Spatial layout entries

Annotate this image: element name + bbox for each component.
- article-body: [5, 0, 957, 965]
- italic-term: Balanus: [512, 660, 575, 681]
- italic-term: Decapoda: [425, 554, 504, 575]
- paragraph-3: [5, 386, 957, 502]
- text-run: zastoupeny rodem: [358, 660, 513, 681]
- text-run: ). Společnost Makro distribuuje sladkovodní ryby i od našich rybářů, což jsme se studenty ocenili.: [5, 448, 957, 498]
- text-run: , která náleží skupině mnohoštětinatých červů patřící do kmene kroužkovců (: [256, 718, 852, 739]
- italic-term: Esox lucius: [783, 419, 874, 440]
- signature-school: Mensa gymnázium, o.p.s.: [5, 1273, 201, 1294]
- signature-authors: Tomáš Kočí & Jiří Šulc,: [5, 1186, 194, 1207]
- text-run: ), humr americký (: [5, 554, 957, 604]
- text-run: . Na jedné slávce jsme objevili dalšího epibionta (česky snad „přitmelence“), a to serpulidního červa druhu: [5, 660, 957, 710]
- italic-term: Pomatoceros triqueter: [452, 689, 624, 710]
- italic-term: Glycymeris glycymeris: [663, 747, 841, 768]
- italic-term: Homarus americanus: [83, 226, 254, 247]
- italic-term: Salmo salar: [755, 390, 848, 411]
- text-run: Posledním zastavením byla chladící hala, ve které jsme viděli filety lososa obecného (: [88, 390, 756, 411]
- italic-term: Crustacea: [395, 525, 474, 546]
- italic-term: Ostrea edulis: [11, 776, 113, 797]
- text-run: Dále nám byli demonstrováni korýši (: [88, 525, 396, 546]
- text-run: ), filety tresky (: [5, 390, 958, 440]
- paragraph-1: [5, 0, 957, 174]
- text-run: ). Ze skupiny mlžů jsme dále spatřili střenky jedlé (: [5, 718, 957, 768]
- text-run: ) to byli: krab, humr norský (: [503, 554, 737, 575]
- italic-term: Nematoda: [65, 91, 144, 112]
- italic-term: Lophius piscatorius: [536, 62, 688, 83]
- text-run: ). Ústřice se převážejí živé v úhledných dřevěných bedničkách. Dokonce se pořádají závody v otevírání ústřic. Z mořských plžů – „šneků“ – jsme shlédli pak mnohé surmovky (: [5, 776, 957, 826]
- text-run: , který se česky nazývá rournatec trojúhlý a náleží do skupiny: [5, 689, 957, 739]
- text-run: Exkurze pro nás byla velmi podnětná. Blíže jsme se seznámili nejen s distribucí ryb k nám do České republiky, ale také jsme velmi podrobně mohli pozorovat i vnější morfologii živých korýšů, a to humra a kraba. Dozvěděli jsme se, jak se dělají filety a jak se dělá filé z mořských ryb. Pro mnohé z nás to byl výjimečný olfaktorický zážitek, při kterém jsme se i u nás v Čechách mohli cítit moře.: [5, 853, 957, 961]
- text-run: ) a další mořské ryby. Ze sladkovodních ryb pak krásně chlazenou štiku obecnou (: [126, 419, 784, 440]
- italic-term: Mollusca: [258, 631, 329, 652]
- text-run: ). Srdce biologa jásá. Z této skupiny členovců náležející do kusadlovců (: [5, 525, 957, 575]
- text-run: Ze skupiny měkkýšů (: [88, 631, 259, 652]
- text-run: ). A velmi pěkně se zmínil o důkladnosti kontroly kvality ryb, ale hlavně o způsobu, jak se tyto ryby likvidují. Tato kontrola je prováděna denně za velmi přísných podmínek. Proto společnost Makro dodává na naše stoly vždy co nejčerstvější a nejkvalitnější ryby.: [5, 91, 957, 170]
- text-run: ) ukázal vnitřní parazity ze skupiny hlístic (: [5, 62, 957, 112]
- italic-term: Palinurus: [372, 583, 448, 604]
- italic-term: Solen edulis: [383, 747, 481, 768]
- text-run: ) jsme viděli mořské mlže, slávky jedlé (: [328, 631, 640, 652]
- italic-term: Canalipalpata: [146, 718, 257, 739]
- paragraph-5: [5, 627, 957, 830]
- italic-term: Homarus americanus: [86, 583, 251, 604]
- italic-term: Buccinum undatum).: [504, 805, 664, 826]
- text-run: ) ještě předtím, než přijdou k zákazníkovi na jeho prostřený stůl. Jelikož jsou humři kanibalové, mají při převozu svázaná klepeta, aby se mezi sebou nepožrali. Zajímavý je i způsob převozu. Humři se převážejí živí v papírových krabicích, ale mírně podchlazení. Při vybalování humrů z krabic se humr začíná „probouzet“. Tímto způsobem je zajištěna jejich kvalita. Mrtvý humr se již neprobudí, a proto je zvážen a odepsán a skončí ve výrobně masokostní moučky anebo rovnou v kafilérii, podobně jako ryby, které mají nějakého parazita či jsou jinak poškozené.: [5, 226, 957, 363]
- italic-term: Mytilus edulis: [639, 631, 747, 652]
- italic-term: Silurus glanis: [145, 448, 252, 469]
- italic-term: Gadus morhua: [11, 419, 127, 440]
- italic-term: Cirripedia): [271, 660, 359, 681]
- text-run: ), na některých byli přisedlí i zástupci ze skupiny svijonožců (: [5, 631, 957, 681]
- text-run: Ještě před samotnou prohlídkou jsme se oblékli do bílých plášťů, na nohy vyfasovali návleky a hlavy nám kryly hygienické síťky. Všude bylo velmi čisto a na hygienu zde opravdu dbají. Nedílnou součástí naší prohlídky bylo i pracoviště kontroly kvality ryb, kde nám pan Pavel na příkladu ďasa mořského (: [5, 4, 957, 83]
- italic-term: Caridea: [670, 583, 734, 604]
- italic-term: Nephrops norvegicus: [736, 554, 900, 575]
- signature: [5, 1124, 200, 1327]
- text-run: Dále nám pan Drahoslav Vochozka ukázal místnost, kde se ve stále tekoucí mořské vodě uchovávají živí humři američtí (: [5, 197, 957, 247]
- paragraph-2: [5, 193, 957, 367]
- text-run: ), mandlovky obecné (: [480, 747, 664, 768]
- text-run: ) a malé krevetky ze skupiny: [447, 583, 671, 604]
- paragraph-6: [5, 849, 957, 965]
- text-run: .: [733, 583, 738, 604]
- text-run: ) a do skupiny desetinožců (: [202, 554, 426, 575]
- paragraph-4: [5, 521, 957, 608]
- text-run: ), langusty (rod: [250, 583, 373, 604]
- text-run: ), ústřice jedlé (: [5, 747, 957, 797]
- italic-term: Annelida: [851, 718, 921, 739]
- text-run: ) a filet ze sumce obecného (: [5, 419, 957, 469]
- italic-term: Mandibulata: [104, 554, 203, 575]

● **The exercise**
Rewrite every line of the material above, changing each "italic-term" to "italic-phrase" and leaving everything else unchanged.

● **Full answer**
Annotate this image: element name + bbox for each component.
- article-body: [5, 0, 957, 965]
- italic-phrase: Balanus: [512, 660, 575, 681]
- italic-phrase: Decapoda: [425, 554, 504, 575]
- paragraph-3: [5, 386, 957, 502]
- text-run: zastoupeny rodem: [358, 660, 513, 681]
- text-run: ). Společnost Makro distribuuje sladkovodní ryby i od našich rybářů, což jsme se studenty ocenili.: [5, 448, 957, 498]
- text-run: , která náleží skupině mnohoštětinatých červů patřící do kmene kroužkovců (: [256, 718, 852, 739]
- italic-phrase: Esox lucius: [783, 419, 874, 440]
- signature-school: Mensa gymnázium, o.p.s.: [5, 1273, 201, 1294]
- signature-authors: Tomáš Kočí & Jiří Šulc,: [5, 1186, 194, 1207]
- text-run: ), humr americký (: [5, 554, 957, 604]
- text-run: . Na jedné slávce jsme objevili dalšího epibionta (česky snad „přitmelence“), a to serpulidního červa druhu: [5, 660, 957, 710]
- italic-phrase: Pomatoceros triqueter: [452, 689, 624, 710]
- italic-phrase: Glycymeris glycymeris: [663, 747, 841, 768]
- italic-phrase: Homarus americanus: [83, 226, 254, 247]
- italic-phrase: Salmo salar: [755, 390, 848, 411]
- text-run: Posledním zastavením byla chladící hala, ve které jsme viděli filety lososa obecného (: [88, 390, 756, 411]
- italic-phrase: Crustacea: [395, 525, 474, 546]
- italic-phrase: Ostrea edulis: [11, 776, 113, 797]
- text-run: Dále nám byli demonstrováni korýši (: [88, 525, 396, 546]
- text-run: ), filety tresky (: [5, 390, 958, 440]
- paragraph-1: [5, 0, 957, 174]
- text-run: ). Ze skupiny mlžů jsme dále spatřili střenky jedlé (: [5, 718, 957, 768]
- text-run: ) to byli: krab, humr norský (: [503, 554, 737, 575]
- italic-phrase: Nematoda: [65, 91, 144, 112]
- italic-phrase: Lophius piscatorius: [536, 62, 688, 83]
- text-run: ). Ústřice se převážejí živé v úhledných dřevěných bedničkách. Dokonce se pořádají závody v otevírání ústřic. Z mořských plžů – „šneků“ – jsme shlédli pak mnohé surmovky (: [5, 776, 957, 826]
- text-run: , který se česky nazývá rournatec trojúhlý a náleží do skupiny: [5, 689, 957, 739]
- text-run: Exkurze pro nás byla velmi podnětná. Blíže jsme se seznámili nejen s distribucí ryb k nám do České republiky, ale také jsme velmi podrobně mohli pozorovat i vnější morfologii živých korýšů, a to humra a kraba. Dozvěděli jsme se, jak se dělají filety a jak se dělá filé z mořských ryb. Pro mnohé z nás to byl výjimečný olfaktorický zážitek, při kterém jsme se i u nás v Čechách mohli cítit moře.: [5, 853, 957, 961]
- text-run: ) a další mořské ryby. Ze sladkovodních ryb pak krásně chlazenou štiku obecnou (: [126, 419, 784, 440]
- italic-phrase: Mollusca: [258, 631, 329, 652]
- text-run: ). Srdce biologa jásá. Z této skupiny členovců náležející do kusadlovců (: [5, 525, 957, 575]
- text-run: Ze skupiny měkkýšů (: [88, 631, 259, 652]
- text-run: ). A velmi pěkně se zmínil o důkladnosti kontroly kvality ryb, ale hlavně o způsobu, jak se tyto ryby likvidují. Tato kontrola je prováděna denně za velmi přísných podmínek. Proto společnost Makro dodává na naše stoly vždy co nejčerstvější a nejkvalitnější ryby.: [5, 91, 957, 170]
- text-run: ) ukázal vnitřní parazity ze skupiny hlístic (: [5, 62, 957, 112]
- italic-phrase: Palinurus: [372, 583, 448, 604]
- italic-phrase: Solen edulis: [383, 747, 481, 768]
- text-run: ) jsme viděli mořské mlže, slávky jedlé (: [328, 631, 640, 652]
- italic-phrase: Canalipalpata: [146, 718, 257, 739]
- paragraph-5: [5, 627, 957, 830]
- italic-phrase: Homarus americanus: [86, 583, 251, 604]
- italic-phrase: Buccinum undatum).: [504, 805, 664, 826]
- text-run: ) ještě předtím, než přijdou k zákazníkovi na jeho prostřený stůl. Jelikož jsou humři kanibalové, mají při převozu svázaná klepeta, aby se mezi sebou nepožrali. Zajímavý je i způsob převozu. Humři se převážejí živí v papírových krabicích, ale mírně podchlazení. Při vybalování humrů z krabic se humr začíná „probouzet“. Tímto způsobem je zajištěna jejich kvalita. Mrtvý humr se již neprobudí, a proto je zvážen a odepsán a skončí ve výrobně masokostní moučky anebo rovnou v kafilérii, podobně jako ryby, které mají nějakého parazita či jsou jinak poškozené.: [5, 226, 957, 363]
- italic-phrase: Mytilus edulis: [639, 631, 747, 652]
- italic-phrase: Silurus glanis: [145, 448, 252, 469]
- italic-phrase: Gadus morhua: [11, 419, 127, 440]
- italic-phrase: Cirripedia): [271, 660, 359, 681]
- text-run: ), na některých byli přisedlí i zástupci ze skupiny svijonožců (: [5, 631, 957, 681]
- text-run: Ještě před samotnou prohlídkou jsme se oblékli do bílých plášťů, na nohy vyfasovali návleky a hlavy nám kryly hygienické síťky. Všude bylo velmi čisto a na hygienu zde opravdu dbají. Nedílnou součástí naší prohlídky bylo i pracoviště kontroly kvality ryb, kde nám pan Pavel na příkladu ďasa mořského (: [5, 4, 957, 83]
- italic-phrase: Caridea: [670, 583, 734, 604]
- italic-phrase: Nephrops norvegicus: [736, 554, 900, 575]
- signature: [5, 1124, 200, 1327]
- text-run: Dále nám pan Drahoslav Vochozka ukázal místnost, kde se ve stále tekoucí mořské vodě uchovávají živí humři američtí (: [5, 197, 957, 247]
- paragraph-2: [5, 193, 957, 367]
- text-run: ), mandlovky obecné (: [480, 747, 664, 768]
- text-run: ) a malé krevetky ze skupiny: [447, 583, 671, 604]
- paragraph-6: [5, 849, 957, 965]
- text-run: .: [733, 583, 738, 604]
- text-run: ) a do skupiny desetinožců (: [202, 554, 426, 575]
- paragraph-4: [5, 521, 957, 608]
- text-run: ), langusty (rod: [250, 583, 373, 604]
- text-run: ), ústřice jedlé (: [5, 747, 957, 797]
- italic-phrase: Annelida: [851, 718, 921, 739]
- text-run: ) a filet ze sumce obecného (: [5, 419, 957, 469]
- italic-phrase: Mandibulata: [104, 554, 203, 575]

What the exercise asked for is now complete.